Tally the lines that contain "reviews" and report the total alone.
☆ ☆ ☆ ☆ ☆ ☆ ☆
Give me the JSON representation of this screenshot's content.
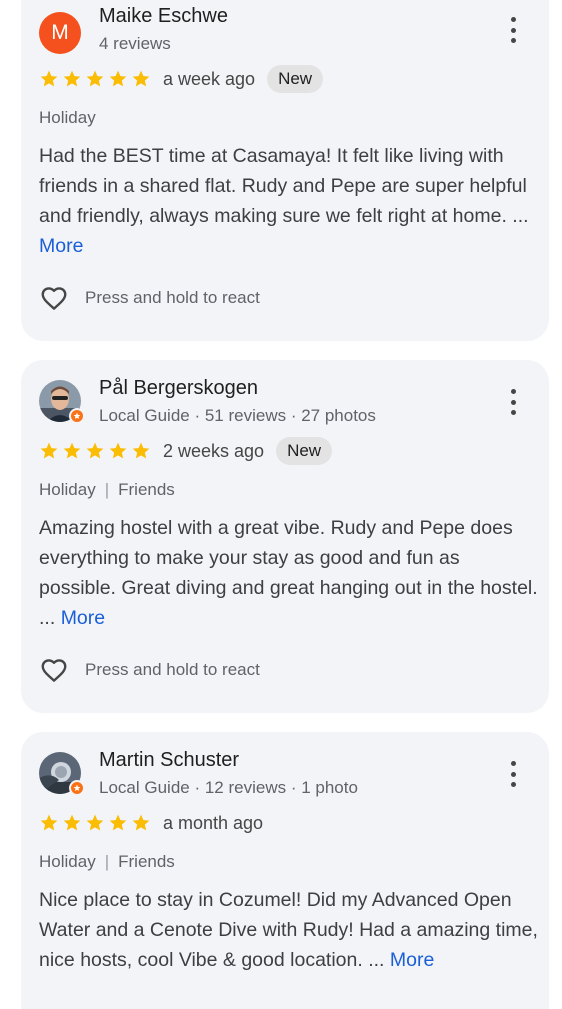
{
  "reviews": [
    {
      "reviewer": "Maike Eschwe",
      "avatar_letter": "M",
      "meta": "4 reviews",
      "time": "a week ago",
      "badge": "New",
      "tags": [
        "Holiday"
      ],
      "text": "Had the BEST time at Casamaya! It felt like living with friends in a shared flat. Rudy and Pepe are super helpful and friendly, always making sure we felt right at home.",
      "ellipsis": "...",
      "more": "More",
      "react": "Press and hold to react",
      "rating": 5
    },
    {
      "reviewer": "Pål Bergerskogen",
      "meta": "Local Guide · 51 reviews · 27 photos",
      "time": "2 weeks ago",
      "badge": "New",
      "tags": [
        "Holiday",
        "Friends"
      ],
      "text": "Amazing hostel with a great vibe. Rudy and Pepe does everything to make your stay as good and fun as possible. Great diving and great hanging out in the hostel.",
      "ellipsis": "...",
      "more": "More",
      "react": "Press and hold to react",
      "rating": 5
    },
    {
      "reviewer": "Martin Schuster",
      "meta": "Local Guide · 12 reviews · 1 photo",
      "time": "a month ago",
      "tags": [
        "Holiday",
        "Friends"
      ],
      "text": "Nice place to stay in Cozumel! Did my Advanced Open Water and a Cenote Dive with Rudy! Had a amazing time, nice hosts, cool Vibe & good location.",
      "ellipsis": "...",
      "more": "More",
      "rating": 5
    }
  ],
  "colors": {
    "star": "#fbbc04",
    "link": "#1a5fd6",
    "avatar_bg": "#f4511e",
    "guide_badge": "#f97316",
    "card_bg": "#f3f4f8"
  },
  "icons": {
    "star": "star-icon",
    "menu": "more-vert-icon",
    "react": "heart-outline-icon",
    "guide": "local-guide-badge-icon"
  }
}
☆ ☆ ☆ ☆ ☆ ☆ ☆
__The result__
4